> **REQUIREMENTS**: Print the entries that appear below, exactly as written and without their pictures.

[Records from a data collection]
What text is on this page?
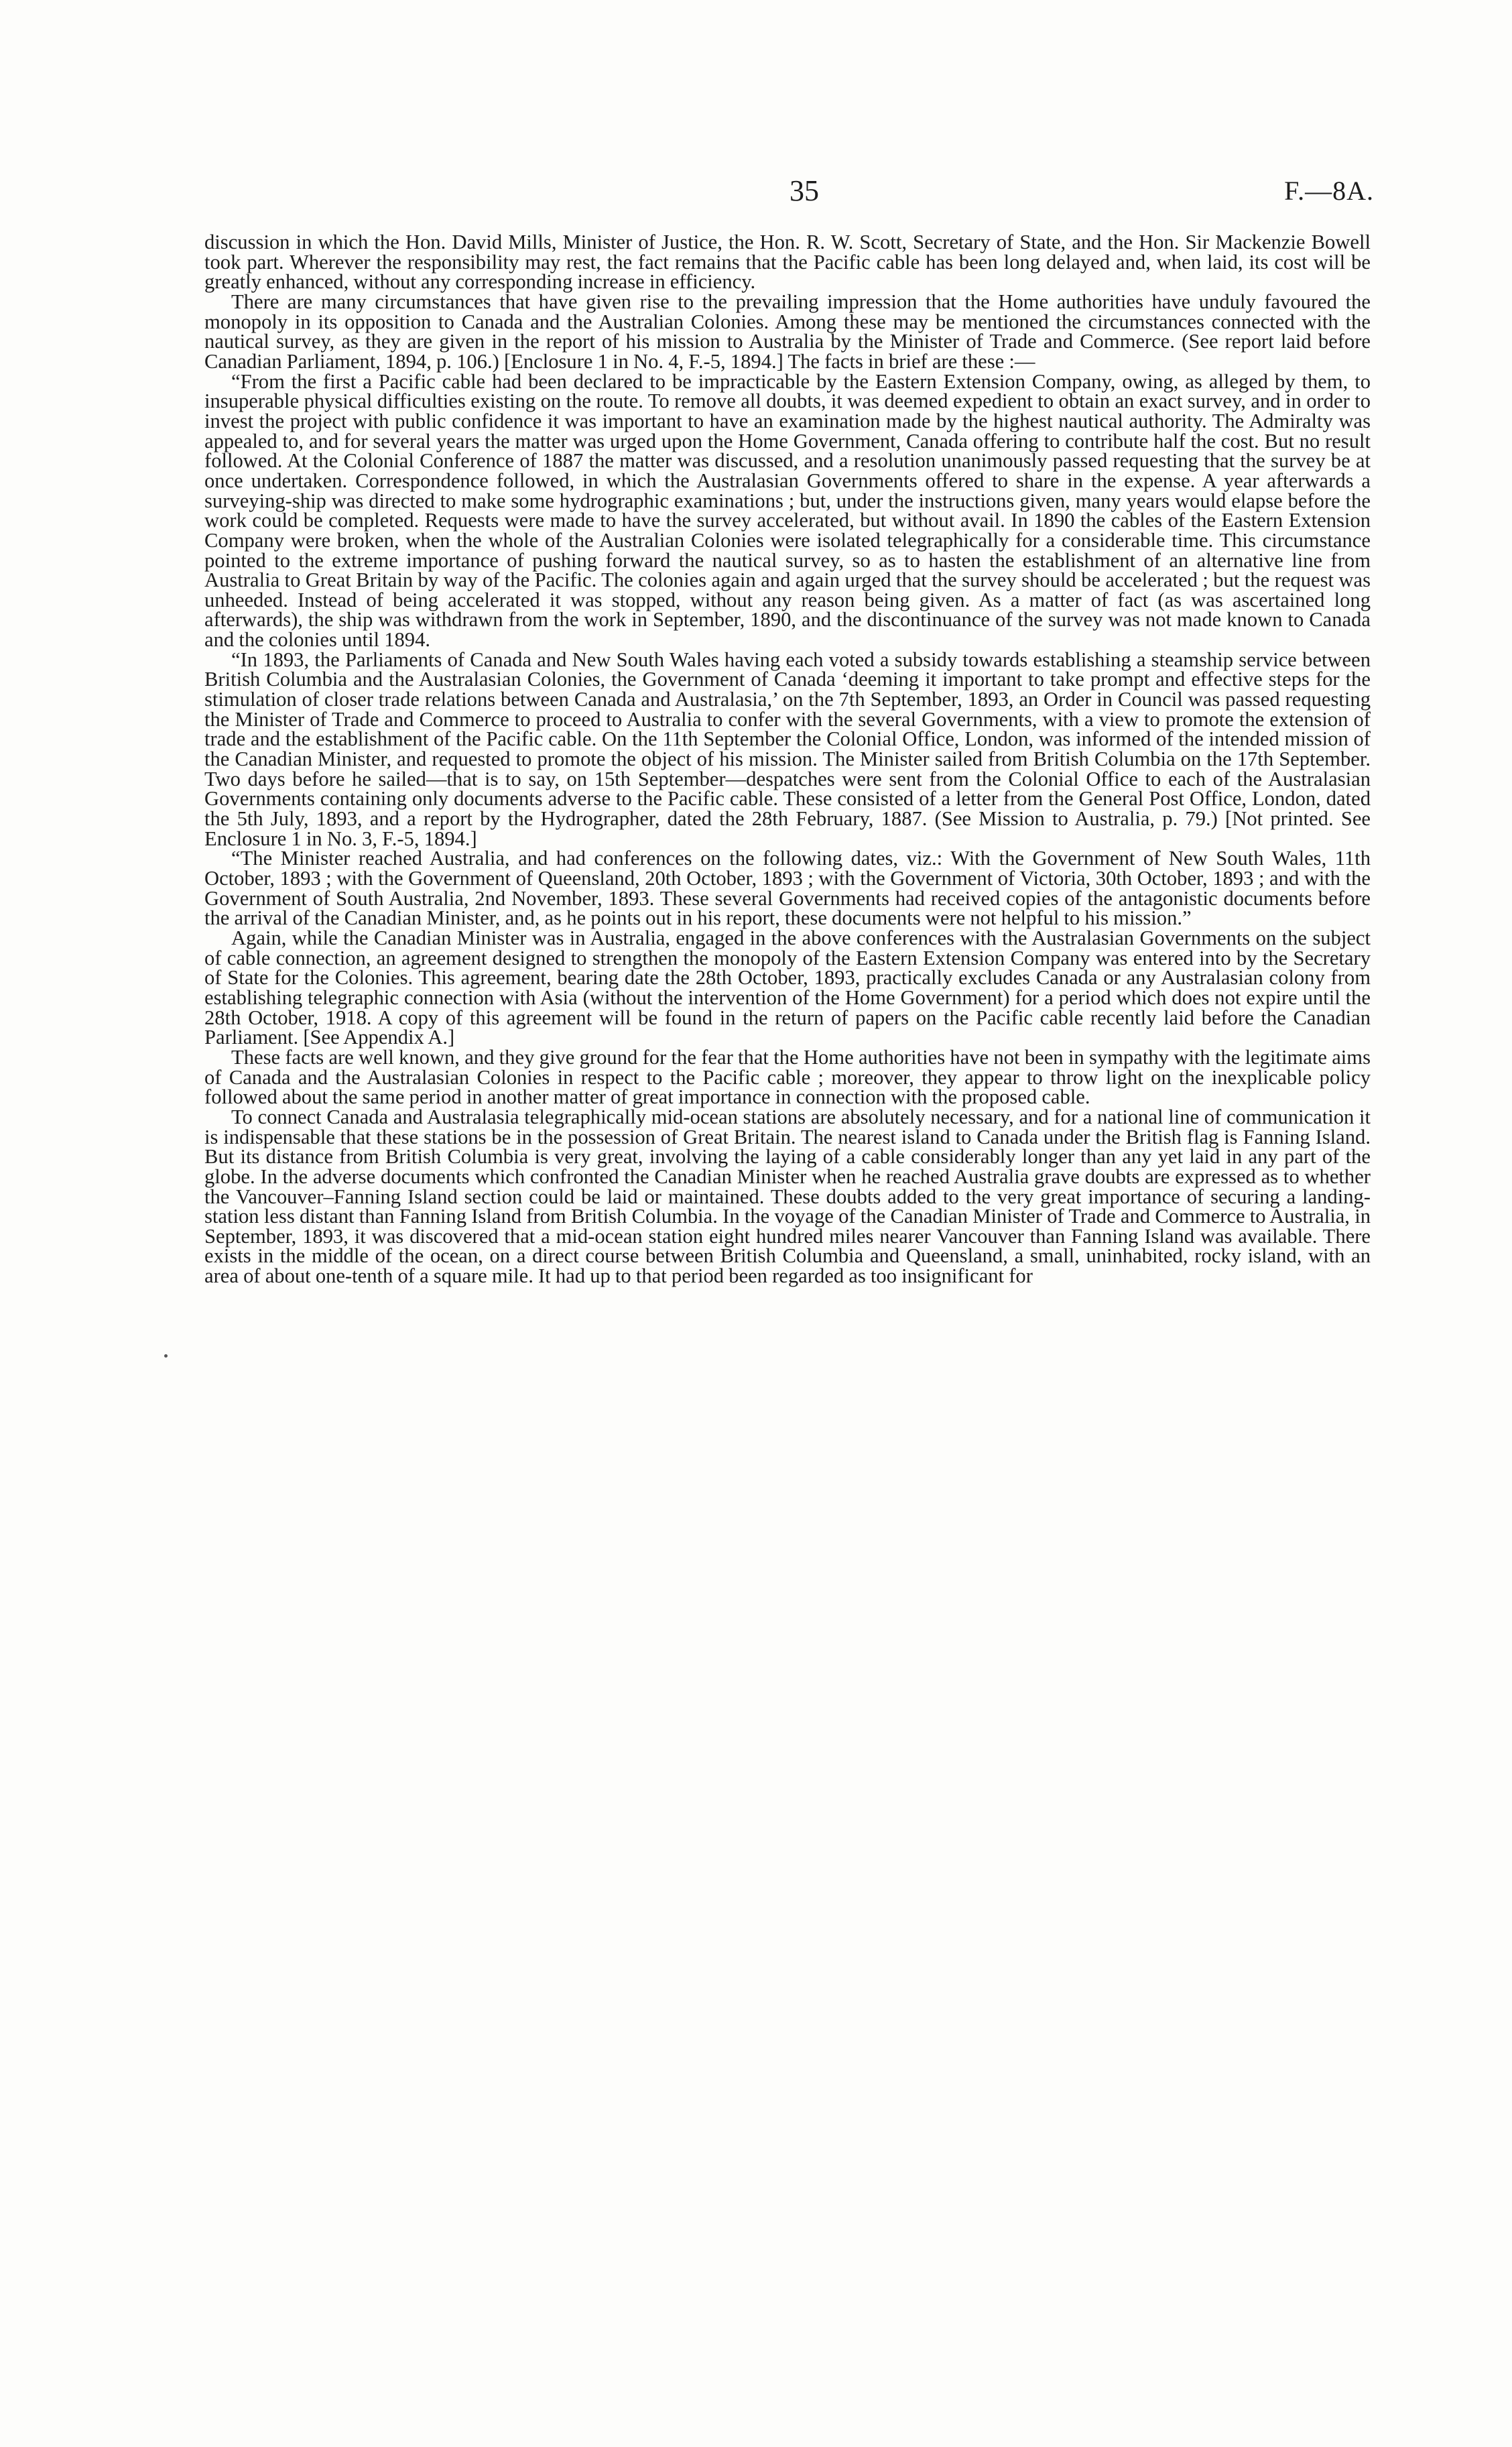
35	F.—8A.

discussion in which the Hon. David Mills, Minister of Justice, the Hon. R. W. Scott, Secretary of State, and the Hon. Sir Mackenzie Bowell took part. Wherever the responsibility may rest, the fact remains that the Pacific cable has been long delayed and, when laid, its cost will be greatly enhanced, without any corresponding increase in efficiency.

There are many circumstances that have given rise to the prevailing impression that the Home authorities have unduly favoured the monopoly in its opposition to Canada and the Australian Colonies. Among these may be mentioned the circumstances connected with the nautical survey, as they are given in the report of his mission to Australia by the Minister of Trade and Commerce. (See report laid before Canadian Parliament, 1894, p. 106.) [Enclosure 1 in No. 4, F.-5, 1894.] The facts in brief are these :—

“From the first a Pacific cable had been declared to be impracticable by the Eastern Extension Company, owing, as alleged by them, to insuperable physical difficulties existing on the route. To remove all doubts, it was deemed expedient to obtain an exact survey, and in order to invest the project with public confidence it was important to have an examination made by the highest nautical authority. The Admiralty was appealed to, and for several years the matter was urged upon the Home Government, Canada offering to contribute half the cost. But no result followed. At the Colonial Conference of 1887 the matter was discussed, and a resolution unanimously passed requesting that the survey be at once undertaken. Correspondence followed, in which the Australasian Governments offered to share in the expense. A year afterwards a surveying-ship was directed to make some hydrographic examinations ; but, under the instructions given, many years would elapse before the work could be completed. Requests were made to have the survey accelerated, but without avail. In 1890 the cables of the Eastern Extension Company were broken, when the whole of the Australian Colonies were isolated telegraphically for a considerable time. This circumstance pointed to the extreme importance of pushing forward the nautical survey, so as to hasten the establishment of an alternative line from Australia to Great Britain by way of the Pacific. The colonies again and again urged that the survey should be accelerated ; but the request was unheeded. Instead of being accelerated it was stopped, without any reason being given. As a matter of fact (as was ascertained long afterwards), the ship was withdrawn from the work in September, 1890, and the discontinuance of the survey was not made known to Canada and the colonies until 1894.

“In 1893, the Parliaments of Canada and New South Wales having each voted a subsidy towards establishing a steamship service between British Columbia and the Australasian Colonies, the Government of Canada ‘deeming it important to take prompt and effective steps for the stimulation of closer trade relations between Canada and Australasia,’ on the 7th September, 1893, an Order in Council was passed requesting the Minister of Trade and Commerce to proceed to Australia to confer with the several Governments, with a view to promote the extension of trade and the establishment of the Pacific cable. On the 11th September the Colonial Office, London, was informed of the intended mission of the Canadian Minister, and requested to promote the object of his mission. The Minister sailed from British Columbia on the 17th September. Two days before he sailed—that is to say, on 15th September—despatches were sent from the Colonial Office to each of the Australasian Governments containing only documents adverse to the Pacific cable. These consisted of a letter from the General Post Office, London, dated the 5th July, 1893, and a report by the Hydrographer, dated the 28th February, 1887. (See Mission to Australia, p. 79.) [Not printed. See Enclosure 1 in No. 3, F.-5, 1894.]

“The Minister reached Australia, and had conferences on the following dates, viz.: With the Government of New South Wales, 11th October, 1893 ; with the Government of Queensland, 20th October, 1893 ; with the Government of Victoria, 30th October, 1893 ; and with the Government of South Australia, 2nd November, 1893. These several Governments had received copies of the antagonistic documents before the arrival of the Canadian Minister, and, as he points out in his report, these documents were not helpful to his mission.”

Again, while the Canadian Minister was in Australia, engaged in the above conferences with the Australasian Governments on the subject of cable connection, an agreement designed to strengthen the monopoly of the Eastern Extension Company was entered into by the Secretary of State for the Colonies. This agreement, bearing date the 28th October, 1893, practically excludes Canada or any Australasian colony from establishing telegraphic connection with Asia (without the intervention of the Home Government) for a period which does not expire until the 28th October, 1918. A copy of this agreement will be found in the return of papers on the Pacific cable recently laid before the Canadian Parliament. [See Appendix A.]

These facts are well known, and they give ground for the fear that the Home authorities have not been in sympathy with the legitimate aims of Canada and the Australasian Colonies in respect to the Pacific cable ; moreover, they appear to throw light on the inexplicable policy followed about the same period in another matter of great importance in connection with the proposed cable.

To connect Canada and Australasia telegraphically mid-ocean stations are absolutely necessary, and for a national line of communication it is indispensable that these stations be in the possession of Great Britain. The nearest island to Canada under the British flag is Fanning Island. But its distance from British Columbia is very great, involving the laying of a cable considerably longer than any yet laid in any part of the globe. In the adverse documents which confronted the Canadian Minister when he reached Australia grave doubts are expressed as to whether the Vancouver–Fanning Island section could be laid or maintained. These doubts added to the very great importance of securing a landing-station less distant than Fanning Island from British Columbia. In the voyage of the Canadian Minister of Trade and Commerce to Australia, in September, 1893, it was discovered that a mid-ocean station eight hundred miles nearer Vancouver than Fanning Island was available. There exists in the middle of the ocean, on a direct course between British Columbia and Queensland, a small, uninhabited, rocky island, with an area of about one-tenth of a square mile. It had up to that period been regarded as too insignificant for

> **ANSWER BELOW**:
What text is on this page?
35	F.—8A.

discussion in which the Hon. David Mills, Minister of Justice, the Hon. R. W. Scott, Secretary of State, and the Hon. Sir Mackenzie Bowell took part. Wherever the responsibility may rest, the fact remains that the Pacific cable has been long delayed and, when laid, its cost will be greatly enhanced, without any corresponding increase in efficiency.

There are many circumstances that have given rise to the prevailing impression that the Home authorities have unduly favoured the monopoly in its opposition to Canada and the Australian Colonies. Among these may be mentioned the circumstances connected with the nautical survey, as they are given in the report of his mission to Australia by the Minister of Trade and Commerce. (See report laid before Canadian Parliament, 1894, p. 106.) [Enclosure 1 in No. 4, F.-5, 1894.] The facts in brief are these :—

“From the first a Pacific cable had been declared to be impracticable by the Eastern Extension Company, owing, as alleged by them, to insuperable physical difficulties existing on the route. To remove all doubts, it was deemed expedient to obtain an exact survey, and in order to invest the project with public confidence it was important to have an examination made by the highest nautical authority. The Admiralty was appealed to, and for several years the matter was urged upon the Home Government, Canada offering to contribute half the cost. But no result followed. At the Colonial Conference of 1887 the matter was discussed, and a resolution unanimously passed requesting that the survey be at once undertaken. Correspondence followed, in which the Australasian Governments offered to share in the expense. A year afterwards a surveying-ship was directed to make some hydrographic examinations ; but, under the instructions given, many years would elapse before the work could be completed. Requests were made to have the survey accelerated, but without avail. In 1890 the cables of the Eastern Extension Company were broken, when the whole of the Australian Colonies were isolated telegraphically for a considerable time. This circumstance pointed to the extreme importance of pushing forward the nautical survey, so as to hasten the establishment of an alternative line from Australia to Great Britain by way of the Pacific. The colonies again and again urged that the survey should be accelerated ; but the request was unheeded. Instead of being accelerated it was stopped, without any reason being given. As a matter of fact (as was ascertained long afterwards), the ship was withdrawn from the work in September, 1890, and the discontinuance of the survey was not made known to Canada and the colonies until 1894.

“In 1893, the Parliaments of Canada and New South Wales having each voted a subsidy towards establishing a steamship service between British Columbia and the Australasian Colonies, the Government of Canada ‘deeming it important to take prompt and effective steps for the stimulation of closer trade relations between Canada and Australasia,’ on the 7th September, 1893, an Order in Council was passed requesting the Minister of Trade and Commerce to proceed to Australia to confer with the several Governments, with a view to promote the extension of trade and the establishment of the Pacific cable. On the 11th September the Colonial Office, London, was informed of the intended mission of the Canadian Minister, and requested to promote the object of his mission. The Minister sailed from British Columbia on the 17th September. Two days before he sailed—that is to say, on 15th September—despatches were sent from the Colonial Office to each of the Australasian Governments containing only documents adverse to the Pacific cable. These consisted of a letter from the General Post Office, London, dated the 5th July, 1893, and a report by the Hydrographer, dated the 28th February, 1887. (See Mission to Australia, p. 79.) [Not printed. See Enclosure 1 in No. 3, F.-5, 1894.]

“The Minister reached Australia, and had conferences on the following dates, viz.: With the Government of New South Wales, 11th October, 1893 ; with the Government of Queensland, 20th October, 1893 ; with the Government of Victoria, 30th October, 1893 ; and with the Government of South Australia, 2nd November, 1893. These several Governments had received copies of the antagonistic documents before the arrival of the Canadian Minister, and, as he points out in his report, these documents were not helpful to his mission.”

Again, while the Canadian Minister was in Australia, engaged in the above conferences with the Australasian Governments on the subject of cable connection, an agreement designed to strengthen the monopoly of the Eastern Extension Company was entered into by the Secretary of State for the Colonies. This agreement, bearing date the 28th October, 1893, practically excludes Canada or any Australasian colony from establishing telegraphic connection with Asia (without the intervention of the Home Government) for a period which does not expire until the 28th October, 1918. A copy of this agreement will be found in the return of papers on the Pacific cable recently laid before the Canadian Parliament. [See Appendix A.]

These facts are well known, and they give ground for the fear that the Home authorities have not been in sympathy with the legitimate aims of Canada and the Australasian Colonies in respect to the Pacific cable ; moreover, they appear to throw light on the inexplicable policy followed about the same period in another matter of great importance in connection with the proposed cable.

To connect Canada and Australasia telegraphically mid-ocean stations are absolutely necessary, and for a national line of communication it is indispensable that these stations be in the possession of Great Britain. The nearest island to Canada under the British flag is Fanning Island. But its distance from British Columbia is very great, involving the laying of a cable considerably longer than any yet laid in any part of the globe. In the adverse documents which confronted the Canadian Minister when he reached Australia grave doubts are expressed as to whether the Vancouver–Fanning Island section could be laid or maintained. These doubts added to the very great importance of securing a landing-station less distant than Fanning Island from British Columbia. In the voyage of the Canadian Minister of Trade and Commerce to Australia, in September, 1893, it was discovered that a mid-ocean station eight hundred miles nearer Vancouver than Fanning Island was available. There exists in the middle of the ocean, on a direct course between British Columbia and Queensland, a small, uninhabited, rocky island, with an area of about one-tenth of a square mile. It had up to that period been regarded as too insignificant for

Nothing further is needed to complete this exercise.